» **The task**
Filter the data for lines with the word "Narrator", then copy every line so identified.

» **Material shown**
=-=-=-=-=

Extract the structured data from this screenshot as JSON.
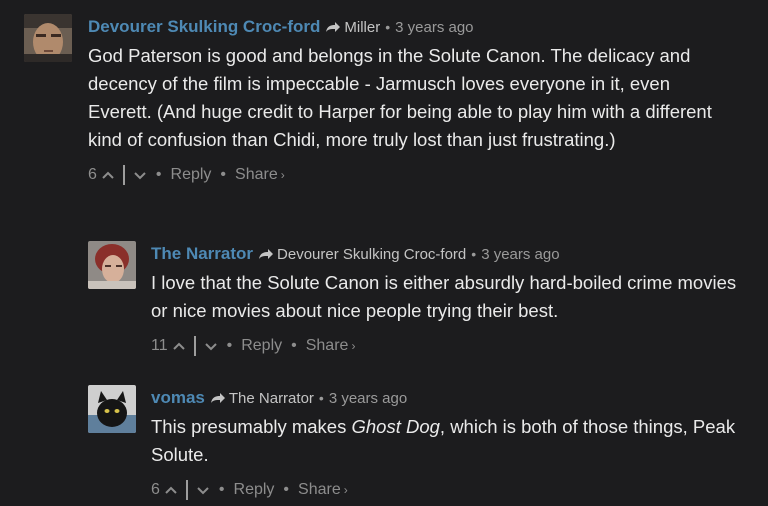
{
  "comments": [
    {
      "author": "Devourer Skulking Croc-ford",
      "parent": "Miller",
      "time": "3 years ago",
      "text": "God Paterson is good and belongs in the Solute Canon. The delicacy and decency of the film is impeccable - Jarmusch loves everyone in it, even Everett. (And huge credit to Harper for being able to play him with a different kind of confusion than Chidi, more truly lost than just frustrating.)",
      "votes": "6",
      "reply": "Reply",
      "share": "Share",
      "share_chevron": "›"
    },
    {
      "author": "The Narrator",
      "parent": "Devourer Skulking Croc-ford",
      "time": "3 years ago",
      "text": "I love that the Solute Canon is either absurdly hard-boiled crime movies or nice movies about nice people trying their best.",
      "votes": "11",
      "reply": "Reply",
      "share": "Share",
      "share_chevron": "›"
    },
    {
      "author": "vomas",
      "parent": "The Narrator",
      "time": "3 years ago",
      "text_before": "This presumably makes ",
      "text_em": "Ghost Dog",
      "text_after": ", which is both of those things, Peak Solute.",
      "votes": "6",
      "reply": "Reply",
      "share": "Share",
      "share_chevron": "›"
    }
  ],
  "separator": "•"
}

=-=-=-=-=

» **Solved problem**
      "author": "The Narrator",
      "parent": "The Narrator",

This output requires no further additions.